> _Exercise brief_: Determine which lines of the records include the word "Week", and copy them.

....

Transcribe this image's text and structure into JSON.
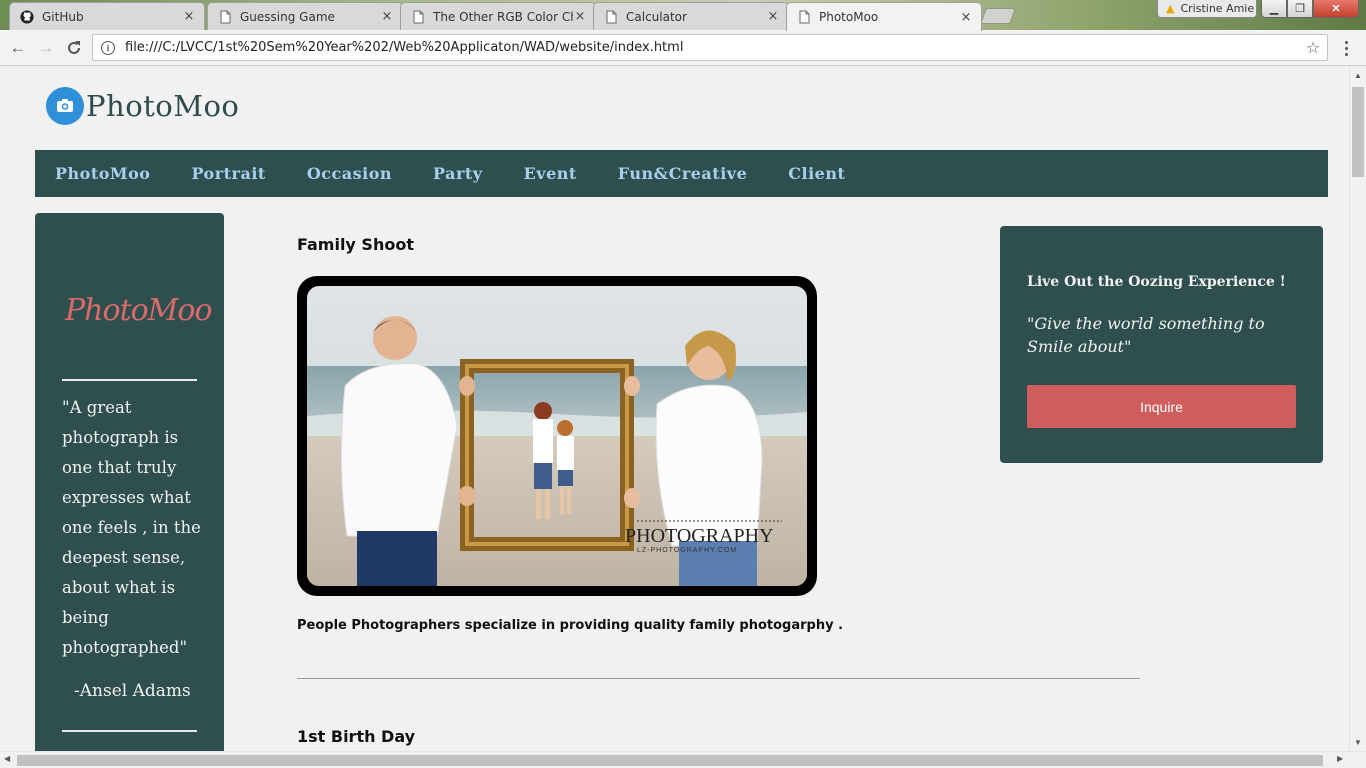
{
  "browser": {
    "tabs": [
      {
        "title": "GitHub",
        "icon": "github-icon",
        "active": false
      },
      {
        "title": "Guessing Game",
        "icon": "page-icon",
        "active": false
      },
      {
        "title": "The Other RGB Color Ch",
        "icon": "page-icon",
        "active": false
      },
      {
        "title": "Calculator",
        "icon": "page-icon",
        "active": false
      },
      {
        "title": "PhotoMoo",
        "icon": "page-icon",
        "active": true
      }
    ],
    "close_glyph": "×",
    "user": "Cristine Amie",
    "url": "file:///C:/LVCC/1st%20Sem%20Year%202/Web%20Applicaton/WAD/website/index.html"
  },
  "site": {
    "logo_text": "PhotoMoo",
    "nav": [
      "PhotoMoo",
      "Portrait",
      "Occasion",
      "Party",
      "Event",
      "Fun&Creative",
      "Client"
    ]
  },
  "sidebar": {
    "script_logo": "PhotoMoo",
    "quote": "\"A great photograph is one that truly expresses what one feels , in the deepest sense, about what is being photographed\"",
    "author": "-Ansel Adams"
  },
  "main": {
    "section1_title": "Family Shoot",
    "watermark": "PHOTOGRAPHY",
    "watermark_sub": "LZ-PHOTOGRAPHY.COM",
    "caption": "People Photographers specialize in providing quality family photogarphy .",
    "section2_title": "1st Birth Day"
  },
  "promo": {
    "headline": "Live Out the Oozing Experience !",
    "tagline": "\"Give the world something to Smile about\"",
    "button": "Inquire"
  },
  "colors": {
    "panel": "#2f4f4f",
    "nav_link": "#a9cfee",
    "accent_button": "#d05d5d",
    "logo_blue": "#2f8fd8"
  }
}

....

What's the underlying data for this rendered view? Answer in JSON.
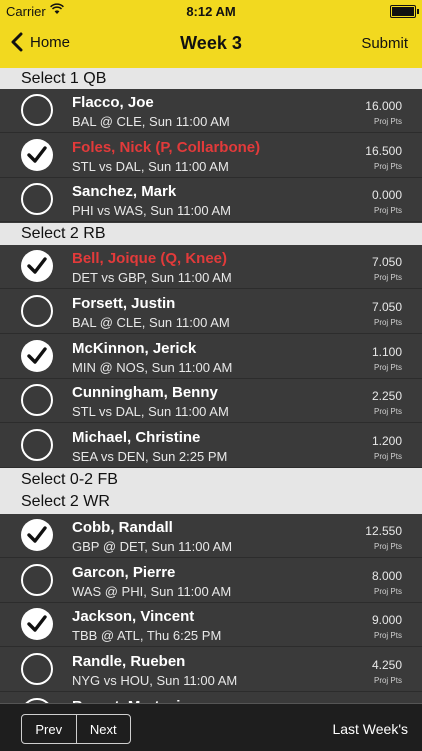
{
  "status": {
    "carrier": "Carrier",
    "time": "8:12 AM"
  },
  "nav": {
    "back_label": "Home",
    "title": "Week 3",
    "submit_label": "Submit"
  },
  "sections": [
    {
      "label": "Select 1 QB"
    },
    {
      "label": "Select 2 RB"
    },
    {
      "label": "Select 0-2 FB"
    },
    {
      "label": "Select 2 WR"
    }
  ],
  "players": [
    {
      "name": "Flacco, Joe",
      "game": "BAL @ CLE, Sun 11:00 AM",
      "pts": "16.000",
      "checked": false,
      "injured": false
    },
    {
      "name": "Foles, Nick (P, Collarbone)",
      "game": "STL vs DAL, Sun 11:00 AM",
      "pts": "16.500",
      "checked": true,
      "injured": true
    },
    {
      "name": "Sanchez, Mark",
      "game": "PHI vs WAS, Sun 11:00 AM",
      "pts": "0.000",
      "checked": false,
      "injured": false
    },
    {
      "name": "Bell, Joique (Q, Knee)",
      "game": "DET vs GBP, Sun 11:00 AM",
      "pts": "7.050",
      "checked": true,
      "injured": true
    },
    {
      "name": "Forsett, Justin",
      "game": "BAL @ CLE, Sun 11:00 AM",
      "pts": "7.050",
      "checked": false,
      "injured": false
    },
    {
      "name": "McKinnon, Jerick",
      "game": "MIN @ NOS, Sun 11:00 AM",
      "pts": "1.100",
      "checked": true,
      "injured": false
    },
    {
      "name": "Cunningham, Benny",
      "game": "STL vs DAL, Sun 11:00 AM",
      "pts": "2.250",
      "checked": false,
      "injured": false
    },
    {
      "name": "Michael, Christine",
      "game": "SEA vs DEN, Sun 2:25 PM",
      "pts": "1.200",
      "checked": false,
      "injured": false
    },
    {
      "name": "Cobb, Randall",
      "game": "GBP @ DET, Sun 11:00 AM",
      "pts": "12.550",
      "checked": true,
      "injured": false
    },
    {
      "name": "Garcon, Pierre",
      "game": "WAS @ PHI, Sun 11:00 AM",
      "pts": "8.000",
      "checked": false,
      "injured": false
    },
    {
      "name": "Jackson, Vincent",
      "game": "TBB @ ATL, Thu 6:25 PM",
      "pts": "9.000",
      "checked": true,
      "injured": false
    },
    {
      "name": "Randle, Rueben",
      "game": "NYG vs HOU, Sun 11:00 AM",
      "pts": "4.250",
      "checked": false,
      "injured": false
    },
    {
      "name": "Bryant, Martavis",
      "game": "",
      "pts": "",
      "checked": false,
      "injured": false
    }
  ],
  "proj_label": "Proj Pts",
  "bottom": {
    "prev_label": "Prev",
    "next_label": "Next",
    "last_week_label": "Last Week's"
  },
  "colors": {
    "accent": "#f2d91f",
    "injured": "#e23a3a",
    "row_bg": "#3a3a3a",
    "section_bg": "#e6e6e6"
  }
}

....

> _Task result_:
    "title": "Week 3",
    "last_week_label": "Last Week's"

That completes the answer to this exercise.